[Recorded data]
# # #

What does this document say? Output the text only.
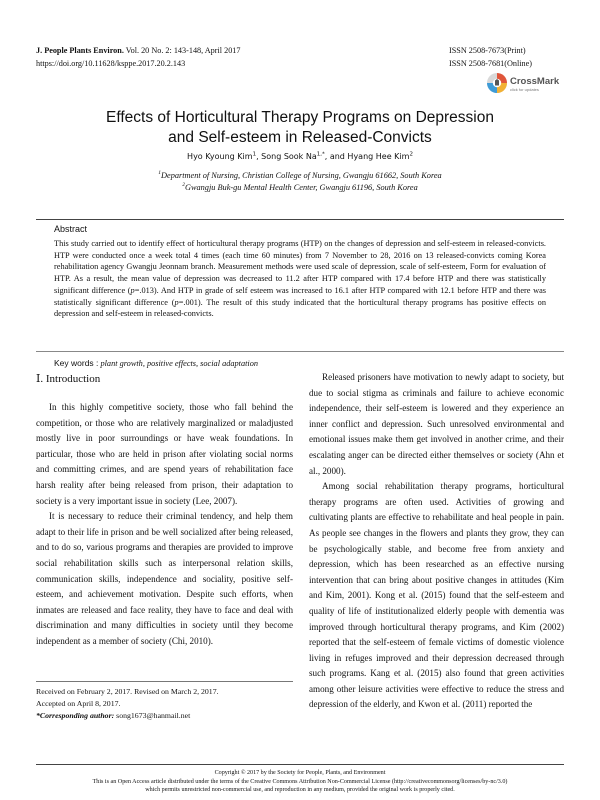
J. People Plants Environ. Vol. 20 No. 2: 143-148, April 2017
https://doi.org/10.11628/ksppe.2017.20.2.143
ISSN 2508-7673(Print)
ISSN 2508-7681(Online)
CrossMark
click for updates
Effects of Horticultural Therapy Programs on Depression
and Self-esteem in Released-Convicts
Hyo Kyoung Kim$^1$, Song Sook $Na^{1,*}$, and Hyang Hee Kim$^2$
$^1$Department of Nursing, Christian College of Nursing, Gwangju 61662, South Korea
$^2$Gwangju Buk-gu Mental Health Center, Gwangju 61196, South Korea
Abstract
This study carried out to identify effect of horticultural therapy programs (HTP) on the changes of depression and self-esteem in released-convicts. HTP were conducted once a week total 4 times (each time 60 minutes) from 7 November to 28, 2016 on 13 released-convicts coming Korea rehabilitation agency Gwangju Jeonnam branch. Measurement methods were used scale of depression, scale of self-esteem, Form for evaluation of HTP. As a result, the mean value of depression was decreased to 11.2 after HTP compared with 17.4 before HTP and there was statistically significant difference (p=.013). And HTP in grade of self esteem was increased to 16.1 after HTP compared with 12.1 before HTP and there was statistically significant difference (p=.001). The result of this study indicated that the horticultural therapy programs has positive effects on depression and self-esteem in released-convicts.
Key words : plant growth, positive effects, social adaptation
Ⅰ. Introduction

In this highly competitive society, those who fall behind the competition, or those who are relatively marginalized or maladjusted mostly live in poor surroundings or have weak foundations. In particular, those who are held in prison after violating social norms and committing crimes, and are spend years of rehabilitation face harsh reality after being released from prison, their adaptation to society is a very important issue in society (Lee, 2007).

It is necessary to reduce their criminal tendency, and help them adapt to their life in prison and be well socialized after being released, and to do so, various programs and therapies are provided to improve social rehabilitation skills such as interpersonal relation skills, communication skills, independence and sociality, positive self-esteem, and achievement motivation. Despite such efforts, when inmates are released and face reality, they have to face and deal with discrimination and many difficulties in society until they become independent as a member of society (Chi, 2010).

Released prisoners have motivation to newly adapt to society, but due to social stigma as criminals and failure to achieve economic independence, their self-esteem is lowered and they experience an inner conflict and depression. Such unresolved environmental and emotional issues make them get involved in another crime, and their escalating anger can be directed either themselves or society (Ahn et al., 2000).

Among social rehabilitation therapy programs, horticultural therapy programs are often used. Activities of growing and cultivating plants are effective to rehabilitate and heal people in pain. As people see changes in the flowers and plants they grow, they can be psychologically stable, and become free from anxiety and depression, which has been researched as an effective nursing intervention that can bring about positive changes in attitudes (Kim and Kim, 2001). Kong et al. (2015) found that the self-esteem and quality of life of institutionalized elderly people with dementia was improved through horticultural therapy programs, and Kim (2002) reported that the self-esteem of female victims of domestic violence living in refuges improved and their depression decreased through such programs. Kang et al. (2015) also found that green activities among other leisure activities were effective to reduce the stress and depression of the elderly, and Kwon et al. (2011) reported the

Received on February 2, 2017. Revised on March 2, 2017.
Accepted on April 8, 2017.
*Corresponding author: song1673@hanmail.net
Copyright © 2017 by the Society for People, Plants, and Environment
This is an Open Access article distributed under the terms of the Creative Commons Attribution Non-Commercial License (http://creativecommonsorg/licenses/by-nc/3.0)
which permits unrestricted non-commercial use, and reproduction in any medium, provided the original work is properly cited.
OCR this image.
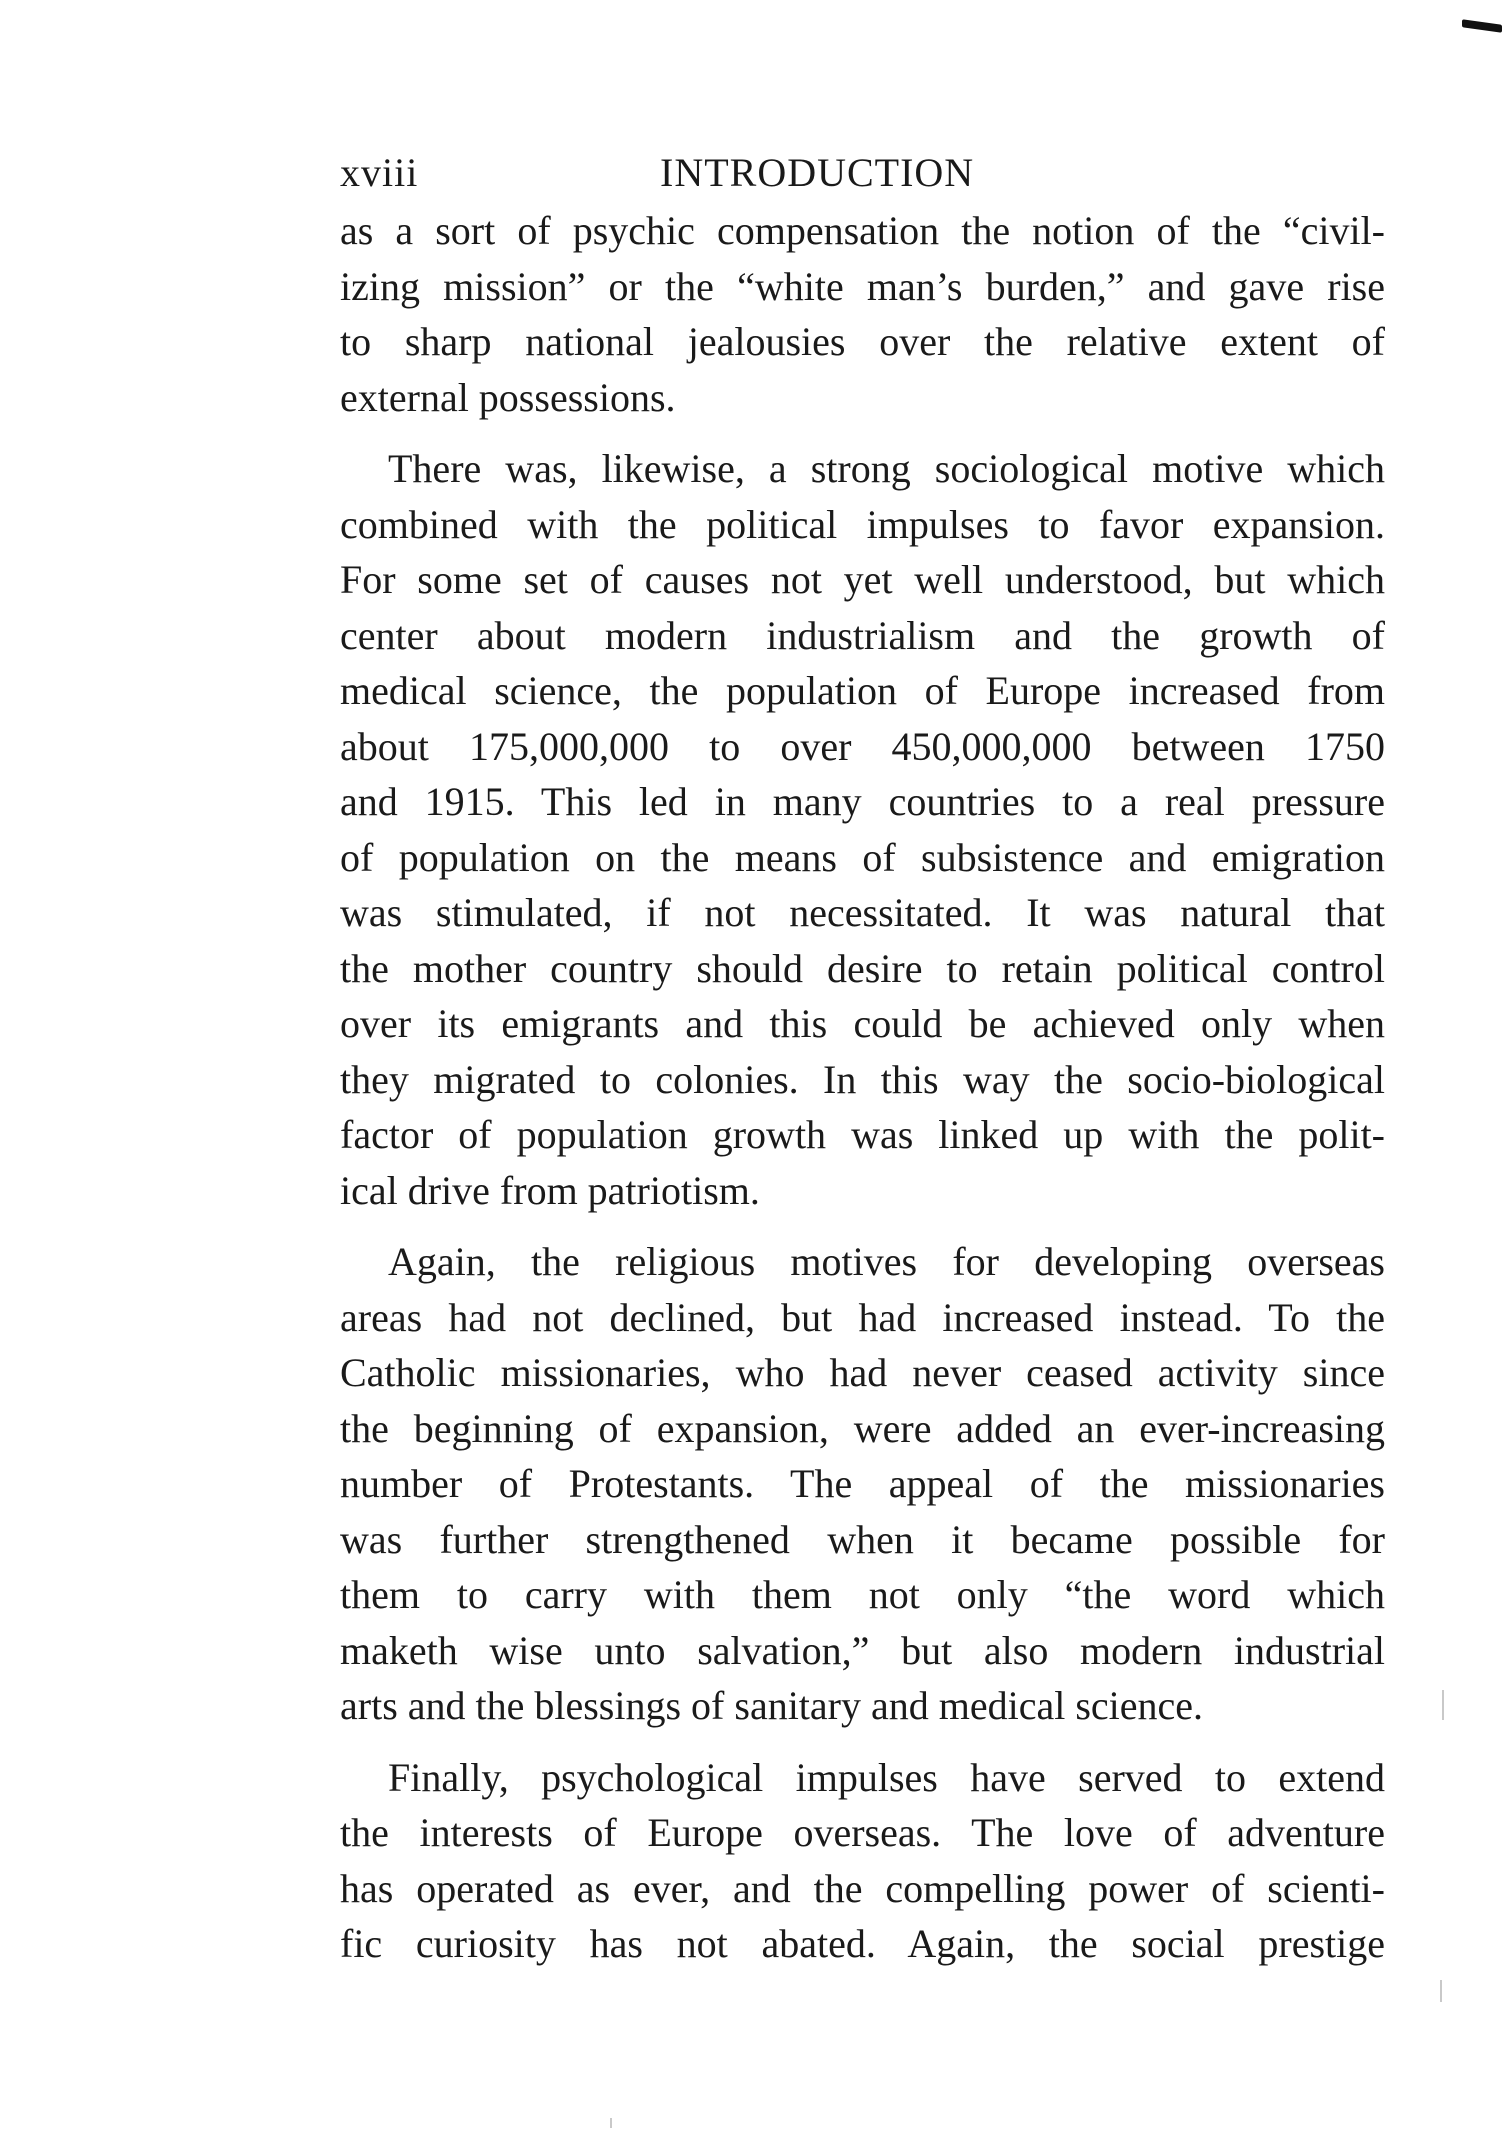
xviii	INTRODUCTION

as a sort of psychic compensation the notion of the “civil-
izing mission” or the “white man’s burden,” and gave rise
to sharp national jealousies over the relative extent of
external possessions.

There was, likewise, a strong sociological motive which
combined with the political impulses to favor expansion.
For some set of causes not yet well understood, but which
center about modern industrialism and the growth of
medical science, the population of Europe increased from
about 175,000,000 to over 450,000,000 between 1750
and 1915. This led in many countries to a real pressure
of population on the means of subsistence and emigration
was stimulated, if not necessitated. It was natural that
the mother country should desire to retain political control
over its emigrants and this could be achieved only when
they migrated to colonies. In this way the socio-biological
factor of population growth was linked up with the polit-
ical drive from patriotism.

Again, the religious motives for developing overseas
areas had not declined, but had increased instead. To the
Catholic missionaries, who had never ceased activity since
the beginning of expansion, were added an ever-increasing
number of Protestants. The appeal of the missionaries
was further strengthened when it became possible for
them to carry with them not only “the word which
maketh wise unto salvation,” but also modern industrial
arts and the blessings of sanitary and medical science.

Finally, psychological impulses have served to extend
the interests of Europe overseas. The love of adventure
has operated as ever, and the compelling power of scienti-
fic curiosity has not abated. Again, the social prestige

# # #

Given exercise:
A faithful copy of the records above is needed, with the pictures left out.

Task output:
What does this document say? Output the text only.
J. People Plants Environ. Vol. 20 No. 2: 143-148, April 2017
https://doi.org/10.11628/ksppe.2017.20.2.143
ISSN 2508-7673(Print)
ISSN 2508-7681(Online)
CrossMark
click for updates
Effects of Horticultural Therapy Programs on Depression
and Self-esteem in Released-Convicts
Hyo Kyoung Kim$^1$, Song Sook $Na^{1,*}$, and Hyang Hee Kim$^2$
$^1$Department of Nursing, Christian College of Nursing, Gwangju 61662, South Korea
$^2$Gwangju Buk-gu Mental Health Center, Gwangju 61196, South Korea
Abstract
This study carried out to identify effect of horticultural therapy programs (HTP) on the changes of depression and self-esteem in released-convicts. HTP were conducted once a week total 4 times (each time 60 minutes) from 7 November to 28, 2016 on 13 released-convicts coming Korea rehabilitation agency Gwangju Jeonnam branch. Measurement methods were used scale of depression, scale of self-esteem, Form for evaluation of HTP. As a result, the mean value of depression was decreased to 11.2 after HTP compared with 17.4 before HTP and there was statistically significant difference (p=.013). And HTP in grade of self esteem was increased to 16.1 after HTP compared with 12.1 before HTP and there was statistically significant difference (p=.001). The result of this study indicated that the horticultural therapy programs has positive effects on depression and self-esteem in released-convicts.
Key words : plant growth, positive effects, social adaptation
Ⅰ. Introduction

In this highly competitive society, those who fall behind the competition, or those who are relatively marginalized or maladjusted mostly live in poor surroundings or have weak foundations. In particular, those who are held in prison after violating social norms and committing crimes, and are spend years of rehabilitation face harsh reality after being released from prison, their adaptation to society is a very important issue in society (Lee, 2007).

It is necessary to reduce their criminal tendency, and help them adapt to their life in prison and be well socialized after being released, and to do so, various programs and therapies are provided to improve social rehabilitation skills such as interpersonal relation skills, communication skills, independence and sociality, positive self-esteem, and achievement motivation. Despite such efforts, when inmates are released and face reality, they have to face and deal with discrimination and many difficulties in society until they become independent as a member of society (Chi, 2010).

Released prisoners have motivation to newly adapt to society, but due to social stigma as criminals and failure to achieve economic independence, their self-esteem is lowered and they experience an inner conflict and depression. Such unresolved environmental and emotional issues make them get involved in another crime, and their escalating anger can be directed either themselves or society (Ahn et al., 2000).

Among social rehabilitation therapy programs, horticultural therapy programs are often used. Activities of growing and cultivating plants are effective to rehabilitate and heal people in pain. As people see changes in the flowers and plants they grow, they can be psychologically stable, and become free from anxiety and depression, which has been researched as an effective nursing intervention that can bring about positive changes in attitudes (Kim and Kim, 2001). Kong et al. (2015) found that the self-esteem and quality of life of institutionalized elderly people with dementia was improved through horticultural therapy programs, and Kim (2002) reported that the self-esteem of female victims of domestic violence living in refuges improved and their depression decreased through such programs. Kang et al. (2015) also found that green activities among other leisure activities were effective to reduce the stress and depression of the elderly, and Kwon et al. (2011) reported the

Received on February 2, 2017. Revised on March 2, 2017.
Accepted on April 8, 2017.
*Corresponding author: song1673@hanmail.net
Copyright © 2017 by the Society for People, Plants, and Environment
This is an Open Access article distributed under the terms of the Creative Commons Attribution Non-Commercial License (http://creativecommonsorg/licenses/by-nc/3.0)
which permits unrestricted non-commercial use, and reproduction in any medium, provided the original work is properly cited.
OCR this image.
xviii	INTRODUCTION

as a sort of psychic compensation the notion of the “civil-
izing mission” or the “white man’s burden,” and gave rise
to sharp national jealousies over the relative extent of
external possessions.

There was, likewise, a strong sociological motive which
combined with the political impulses to favor expansion.
For some set of causes not yet well understood, but which
center about modern industrialism and the growth of
medical science, the population of Europe increased from
about 175,000,000 to over 450,000,000 between 1750
and 1915. This led in many countries to a real pressure
of population on the means of subsistence and emigration
was stimulated, if not necessitated. It was natural that
the mother country should desire to retain political control
over its emigrants and this could be achieved only when
they migrated to colonies. In this way the socio-biological
factor of population growth was linked up with the polit-
ical drive from patriotism.

Again, the religious motives for developing overseas
areas had not declined, but had increased instead. To the
Catholic missionaries, who had never ceased activity since
the beginning of expansion, were added an ever-increasing
number of Protestants. The appeal of the missionaries
was further strengthened when it became possible for
them to carry with them not only “the word which
maketh wise unto salvation,” but also modern industrial
arts and the blessings of sanitary and medical science.

Finally, psychological impulses have served to extend
the interests of Europe overseas. The love of adventure
has operated as ever, and the compelling power of scienti-
fic curiosity has not abated. Again, the social prestige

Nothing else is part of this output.